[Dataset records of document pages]
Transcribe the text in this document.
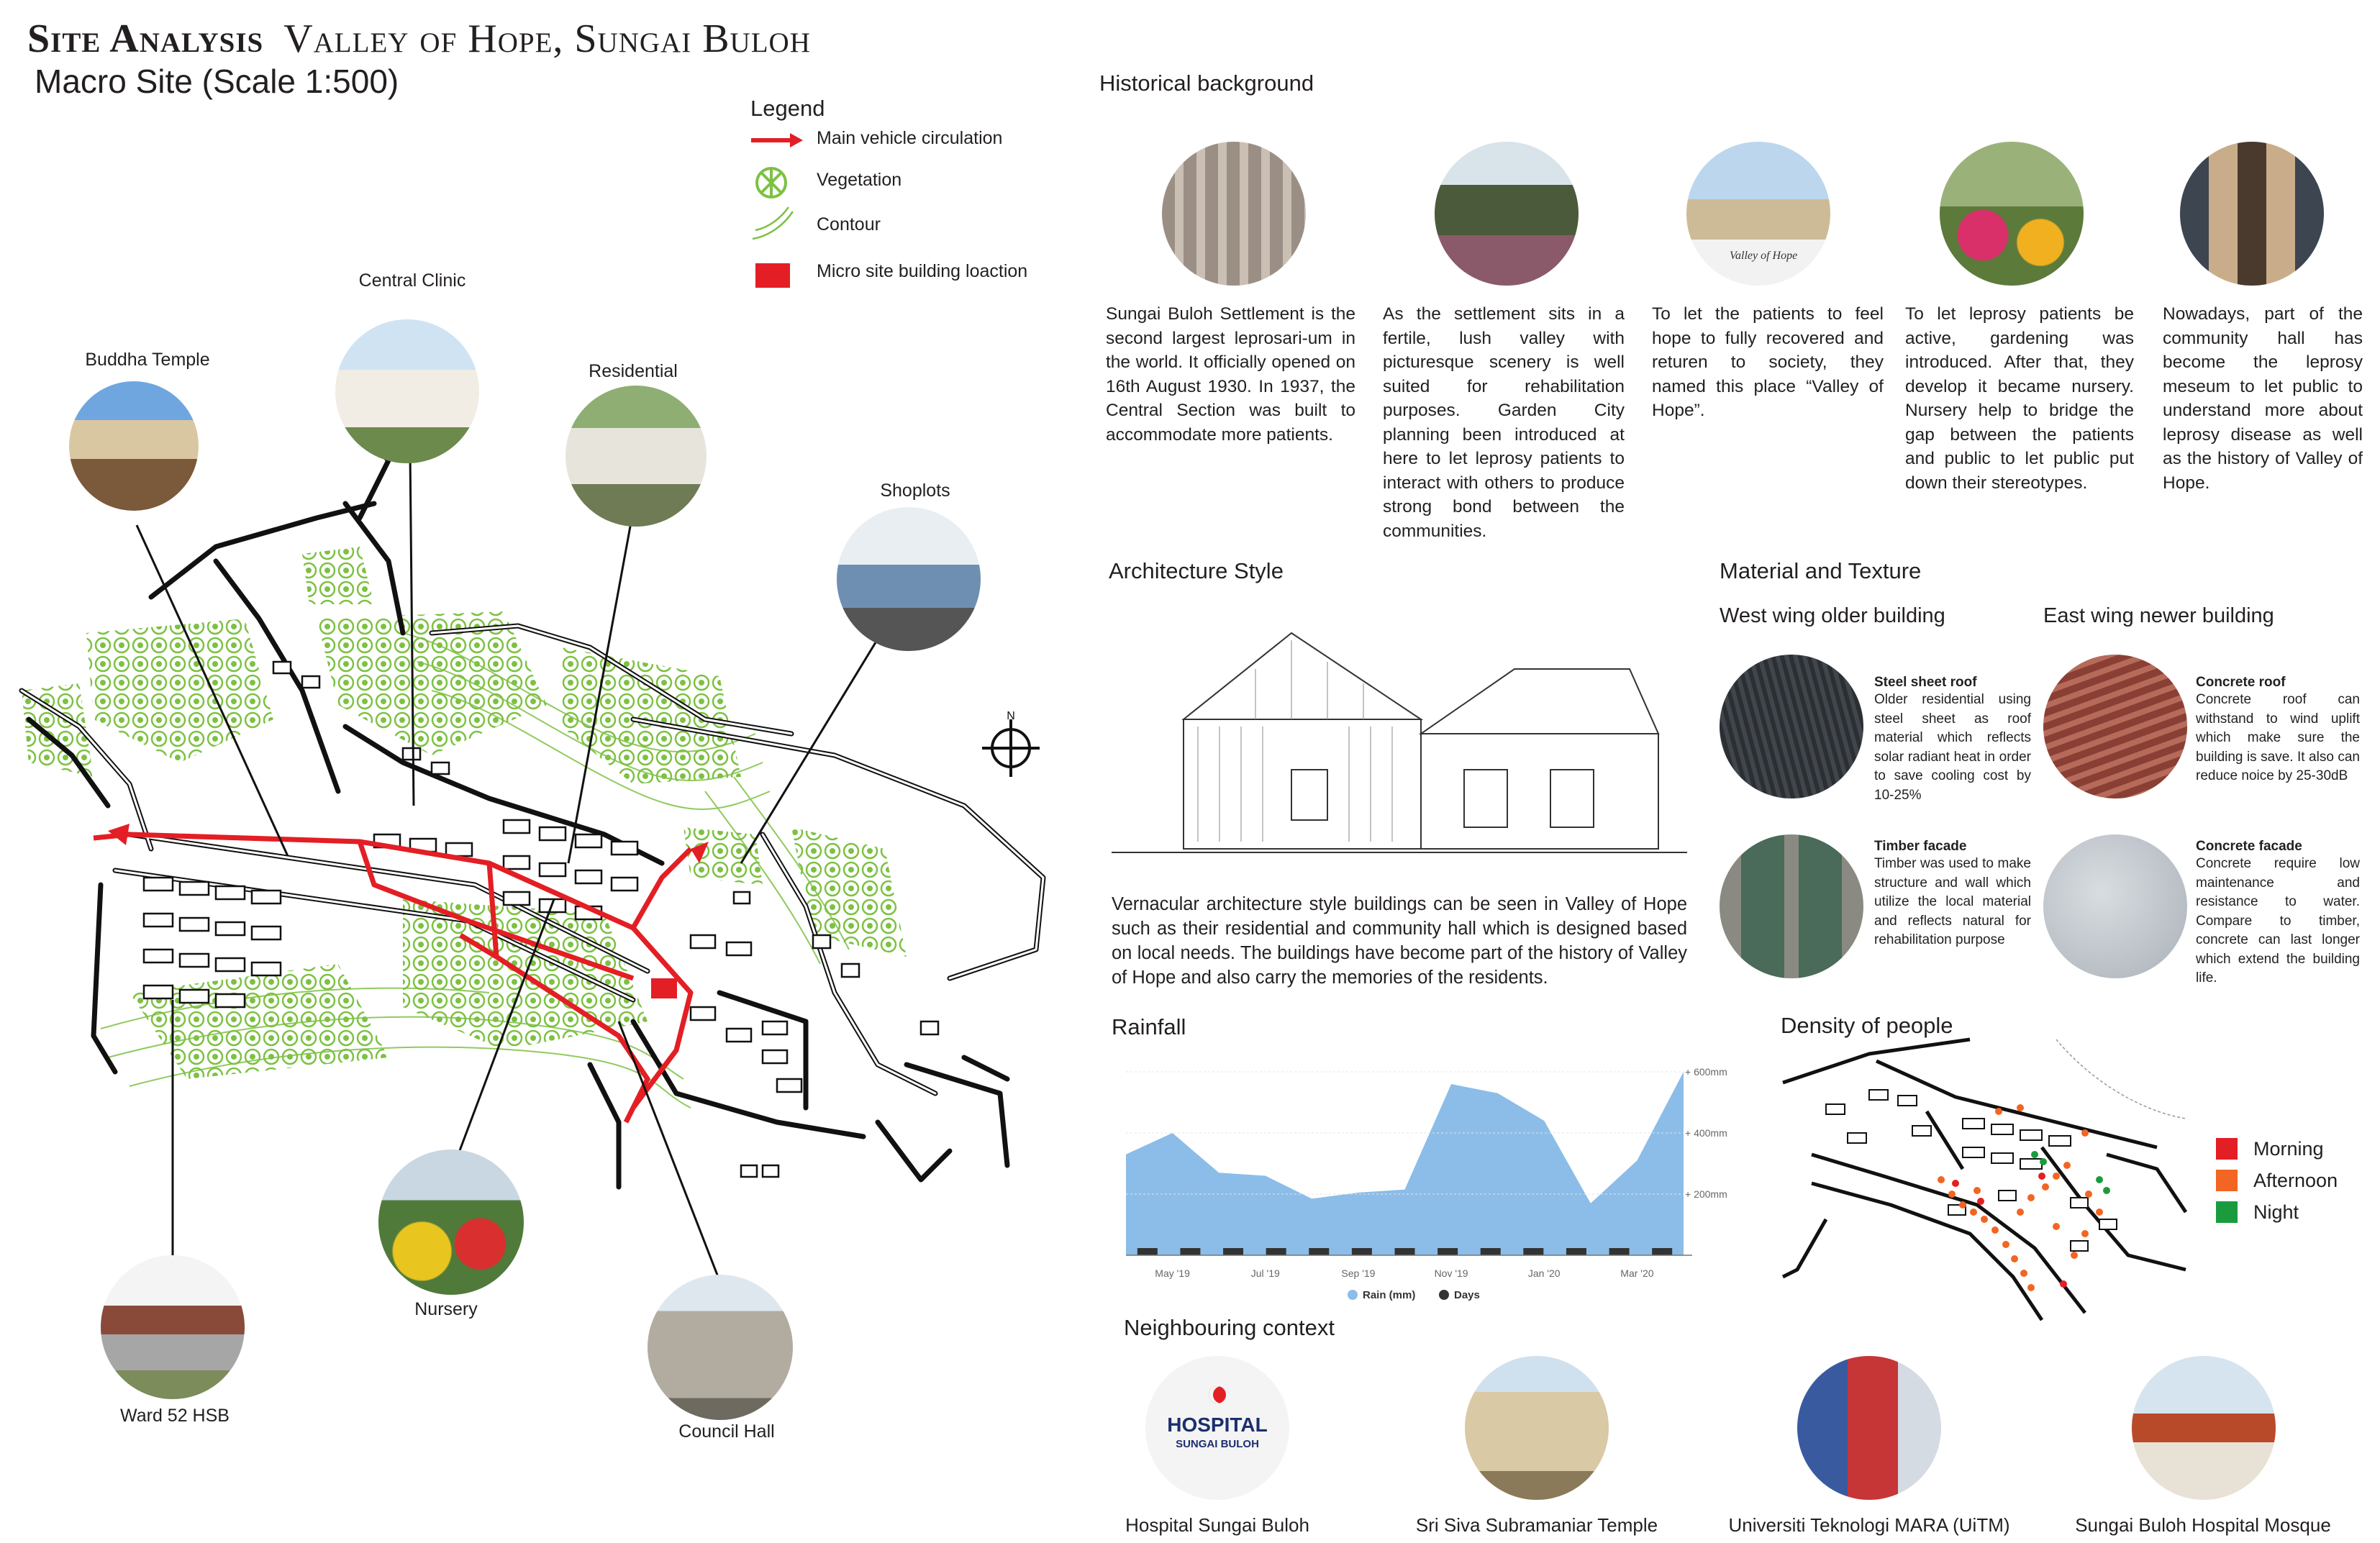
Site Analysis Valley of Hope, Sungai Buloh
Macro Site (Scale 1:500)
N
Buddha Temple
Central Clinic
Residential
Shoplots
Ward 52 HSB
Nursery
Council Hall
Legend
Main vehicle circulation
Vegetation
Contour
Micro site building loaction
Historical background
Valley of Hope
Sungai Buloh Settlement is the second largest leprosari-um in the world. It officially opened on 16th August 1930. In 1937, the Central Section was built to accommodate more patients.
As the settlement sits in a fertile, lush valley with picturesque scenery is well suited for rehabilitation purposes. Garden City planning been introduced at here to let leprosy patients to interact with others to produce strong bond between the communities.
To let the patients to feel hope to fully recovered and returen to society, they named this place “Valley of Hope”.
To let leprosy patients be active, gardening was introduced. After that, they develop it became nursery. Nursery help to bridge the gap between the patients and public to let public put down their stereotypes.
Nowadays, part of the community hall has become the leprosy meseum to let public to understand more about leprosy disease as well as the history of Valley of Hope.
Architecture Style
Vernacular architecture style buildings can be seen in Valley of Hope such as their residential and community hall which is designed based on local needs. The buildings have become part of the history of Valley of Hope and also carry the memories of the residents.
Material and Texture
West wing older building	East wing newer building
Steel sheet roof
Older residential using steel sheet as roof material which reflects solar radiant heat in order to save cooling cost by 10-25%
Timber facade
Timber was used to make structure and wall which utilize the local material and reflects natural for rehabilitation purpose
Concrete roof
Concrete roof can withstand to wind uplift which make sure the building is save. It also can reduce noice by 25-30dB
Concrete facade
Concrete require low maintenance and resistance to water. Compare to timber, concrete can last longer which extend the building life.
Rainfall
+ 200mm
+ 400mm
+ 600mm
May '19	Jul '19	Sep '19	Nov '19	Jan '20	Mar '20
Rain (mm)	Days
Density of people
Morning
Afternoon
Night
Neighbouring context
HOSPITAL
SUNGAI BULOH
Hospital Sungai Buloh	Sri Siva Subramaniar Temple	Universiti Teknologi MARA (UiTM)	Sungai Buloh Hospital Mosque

WORK ITEM: Should the entries hold any pictures, please omit those and print the remaining text exactly.

EXERCISE OUTPUT:
Transcribe the text in this document.
Site Analysis Valley of Hope, Sungai Buloh
Macro Site (Scale 1:500)
N
Buddha Temple
Central Clinic
Residential
Shoplots
Ward 52 HSB
Nursery
Council Hall
Legend
Main vehicle circulation
Vegetation
Contour
Micro site building loaction
Historical background
Valley of Hope
Sungai Buloh Settlement is the second largest leprosari-um in the world. It officially opened on 16th August 1930. In 1937, the Central Section was built to accommodate more patients.
As the settlement sits in a fertile, lush valley with picturesque scenery is well suited for rehabilitation purposes. Garden City planning been introduced at here to let leprosy patients to interact with others to produce strong bond between the communities.
To let the patients to feel hope to fully recovered and returen to society, they named this place “Valley of Hope”.
To let leprosy patients be active, gardening was introduced. After that, they develop it became nursery. Nursery help to bridge the gap between the patients and public to let public put down their stereotypes.
Nowadays, part of the community hall has become the leprosy meseum to let public to understand more about leprosy disease as well as the history of Valley of Hope.
Architecture Style
Vernacular architecture style buildings can be seen in Valley of Hope such as their residential and community hall which is designed based on local needs. The buildings have become part of the history of Valley of Hope and also carry the memories of the residents.
Material and Texture
West wing older building	East wing newer building
Steel sheet roof
Older residential using steel sheet as roof material which reflects solar radiant heat in order to save cooling cost by 10-25%
Timber facade
Timber was used to make structure and wall which utilize the local material and reflects natural for rehabilitation purpose
Concrete roof
Concrete roof can withstand to wind uplift which make sure the building is save. It also can reduce noice by 25-30dB
Concrete facade
Concrete require low maintenance and resistance to water. Compare to timber, concrete can last longer which extend the building life.
Rainfall
+ 200mm
+ 400mm
+ 600mm
May '19	Jul '19	Sep '19	Nov '19	Jan '20	Mar '20
Rain (mm)	Days
Density of people
Morning
Afternoon
Night
Neighbouring context
HOSPITAL
SUNGAI BULOH
Hospital Sungai Buloh	Sri Siva Subramaniar Temple	Universiti Teknologi MARA (UiTM)	Sungai Buloh Hospital Mosque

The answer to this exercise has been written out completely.